• **TASK TO COMPLETE**: Retype all of the data without changing a single word.

• **EXTRACTED INFORMATION**:
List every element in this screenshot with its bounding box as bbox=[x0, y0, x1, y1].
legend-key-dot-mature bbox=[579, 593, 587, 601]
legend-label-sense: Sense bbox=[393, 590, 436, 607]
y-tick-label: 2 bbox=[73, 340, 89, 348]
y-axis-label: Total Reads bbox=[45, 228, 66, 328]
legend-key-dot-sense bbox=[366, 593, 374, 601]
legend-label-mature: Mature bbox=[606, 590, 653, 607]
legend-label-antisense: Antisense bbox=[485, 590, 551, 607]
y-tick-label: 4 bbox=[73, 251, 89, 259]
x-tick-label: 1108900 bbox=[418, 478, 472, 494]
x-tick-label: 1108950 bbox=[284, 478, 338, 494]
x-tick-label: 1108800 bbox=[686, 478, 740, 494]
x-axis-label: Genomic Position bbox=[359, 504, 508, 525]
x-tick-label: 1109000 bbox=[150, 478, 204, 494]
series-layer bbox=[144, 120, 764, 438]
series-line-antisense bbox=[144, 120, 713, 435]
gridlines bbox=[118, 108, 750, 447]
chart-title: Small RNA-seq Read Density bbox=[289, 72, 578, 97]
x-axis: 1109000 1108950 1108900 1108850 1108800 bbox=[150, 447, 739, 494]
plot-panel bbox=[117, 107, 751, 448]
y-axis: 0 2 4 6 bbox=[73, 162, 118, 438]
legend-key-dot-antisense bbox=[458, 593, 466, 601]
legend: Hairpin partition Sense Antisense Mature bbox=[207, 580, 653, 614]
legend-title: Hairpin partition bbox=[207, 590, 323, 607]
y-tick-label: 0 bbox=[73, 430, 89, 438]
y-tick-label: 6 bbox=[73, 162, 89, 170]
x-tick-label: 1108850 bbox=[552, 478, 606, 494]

• **TASK ANSWER**:
List every element in this screenshot with its bounding box as bbox=[x0, y0, x1, y1].
legend-key-dot-mature bbox=[579, 593, 587, 601]
legend-label-sense: Sense bbox=[393, 590, 436, 607]
y-tick-label: 2 bbox=[73, 340, 89, 348]
y-axis-label: Total Reads bbox=[45, 228, 66, 328]
legend-key-dot-sense bbox=[366, 593, 374, 601]
legend-label-mature: Mature bbox=[606, 590, 653, 607]
legend-label-antisense: Antisense bbox=[485, 590, 551, 607]
y-tick-label: 4 bbox=[73, 251, 89, 259]
x-tick-label: 1108900 bbox=[418, 478, 472, 494]
x-tick-label: 1108950 bbox=[284, 478, 338, 494]
x-tick-label: 1108800 bbox=[686, 478, 740, 494]
x-axis-label: Genomic Position bbox=[359, 504, 508, 525]
x-tick-label: 1109000 bbox=[150, 478, 204, 494]
series-layer bbox=[144, 120, 764, 438]
series-line-antisense bbox=[144, 120, 713, 435]
gridlines bbox=[118, 108, 750, 447]
chart-title: Small RNA-seq Read Density bbox=[289, 72, 578, 97]
x-axis: 1109000 1108950 1108900 1108850 1108800 bbox=[150, 447, 739, 494]
plot-panel bbox=[117, 107, 751, 448]
y-axis: 0 2 4 6 bbox=[73, 162, 118, 438]
legend-key-dot-antisense bbox=[458, 593, 466, 601]
legend: Hairpin partition Sense Antisense Mature bbox=[207, 580, 653, 614]
legend-title: Hairpin partition bbox=[207, 590, 323, 607]
y-tick-label: 0 bbox=[73, 430, 89, 438]
y-tick-label: 6 bbox=[73, 162, 89, 170]
x-tick-label: 1108850 bbox=[552, 478, 606, 494]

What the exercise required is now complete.